:: Collected data entries ::
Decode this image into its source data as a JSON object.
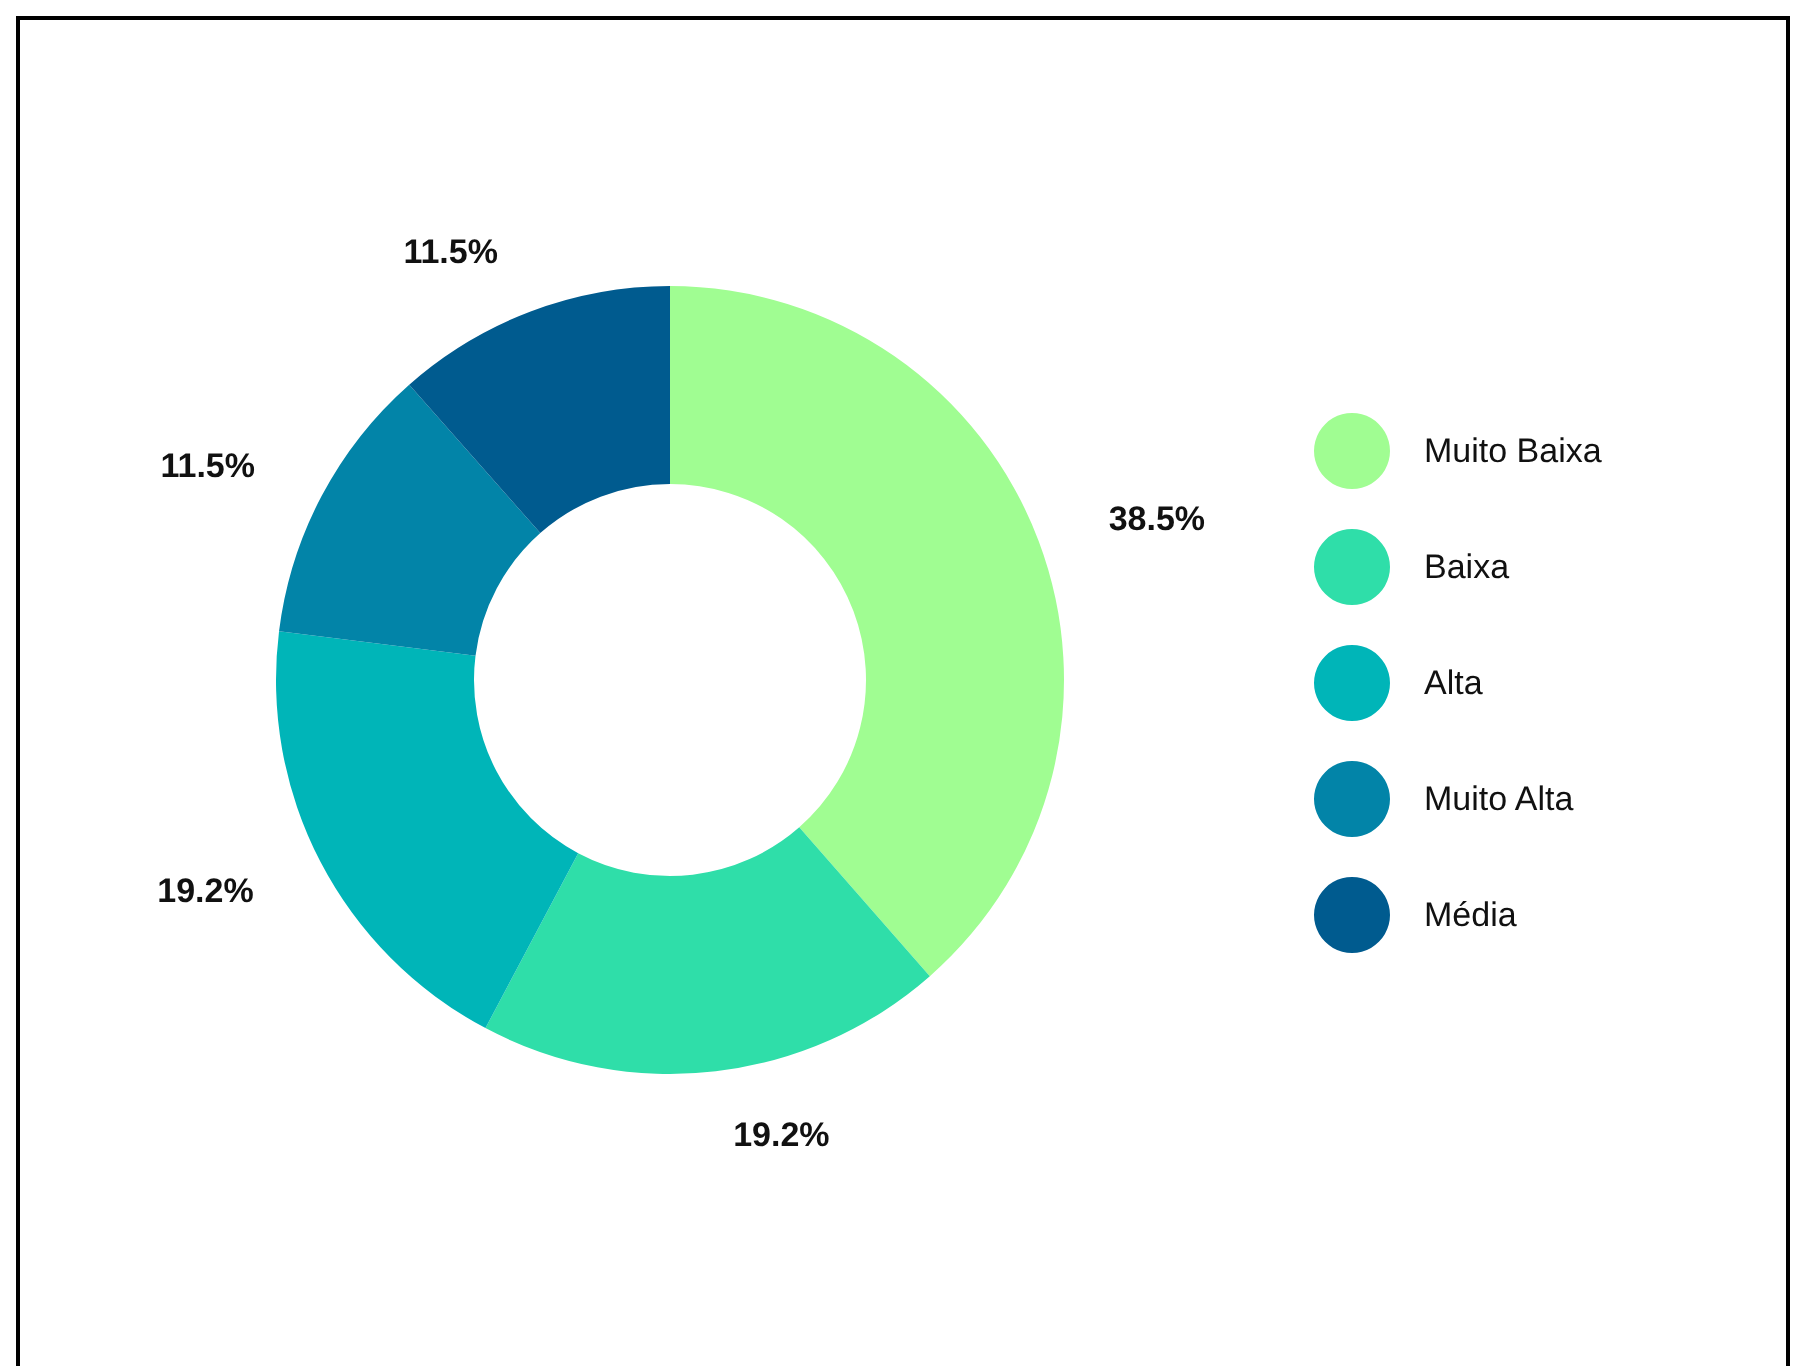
{
  "chart_data": {
    "type": "donut",
    "categories": [
      "Muito Baixa",
      "Baixa",
      "Alta",
      "Muito Alta",
      "Média"
    ],
    "values": [
      38.5,
      19.2,
      19.2,
      11.5,
      11.5
    ],
    "colors": [
      "#a0fd92",
      "#2fdea9",
      "#00b5b8",
      "#0284a8",
      "#005b8f"
    ],
    "value_labels": [
      "38.5%",
      "19.2%",
      "19.2%",
      "11.5%",
      "11.5%"
    ],
    "legend": "right"
  }
}
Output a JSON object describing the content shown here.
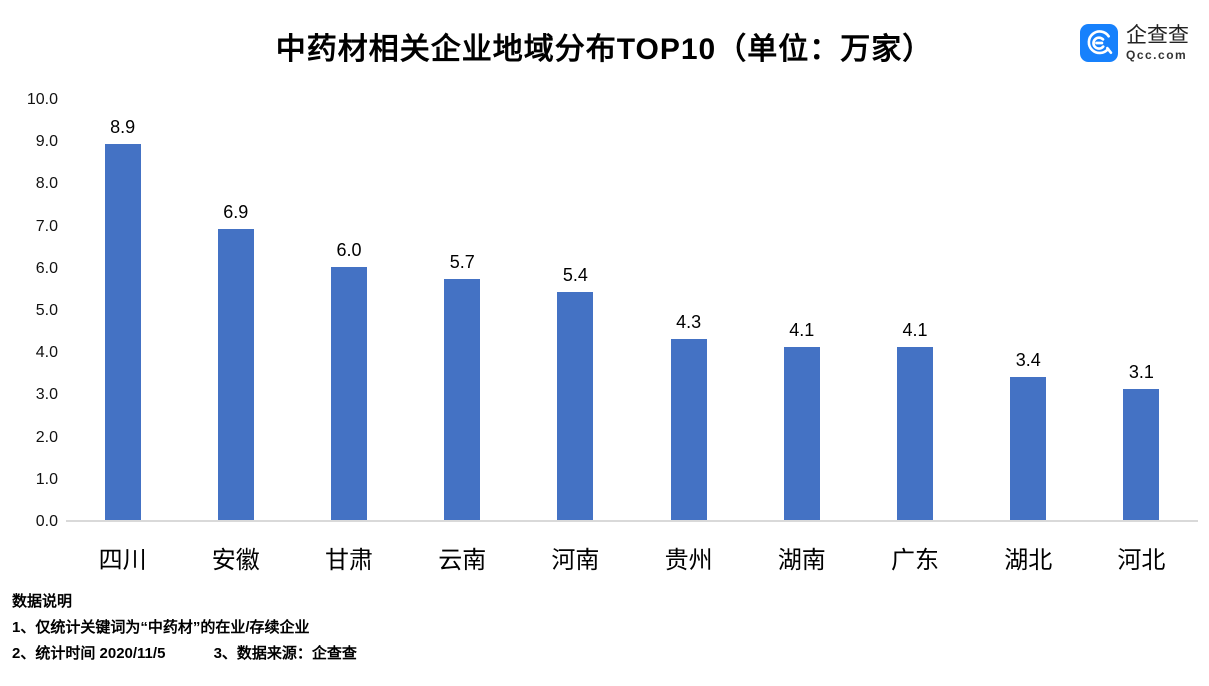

:: Task description ::
Write out the entries above word for word. Do not include the pictures.

:: Written answer ::
Decode this image into its source data as a JSON object.
{
  "chart_data": {
    "type": "donut",
    "categories": [
      "Muito Baixa",
      "Baixa",
      "Alta",
      "Muito Alta",
      "Média"
    ],
    "values": [
      38.5,
      19.2,
      19.2,
      11.5,
      11.5
    ],
    "colors": [
      "#a0fd92",
      "#2fdea9",
      "#00b5b8",
      "#0284a8",
      "#005b8f"
    ],
    "value_labels": [
      "38.5%",
      "19.2%",
      "19.2%",
      "11.5%",
      "11.5%"
    ],
    "legend": "right"
  }
}
Output a JSON object describing the content shown here.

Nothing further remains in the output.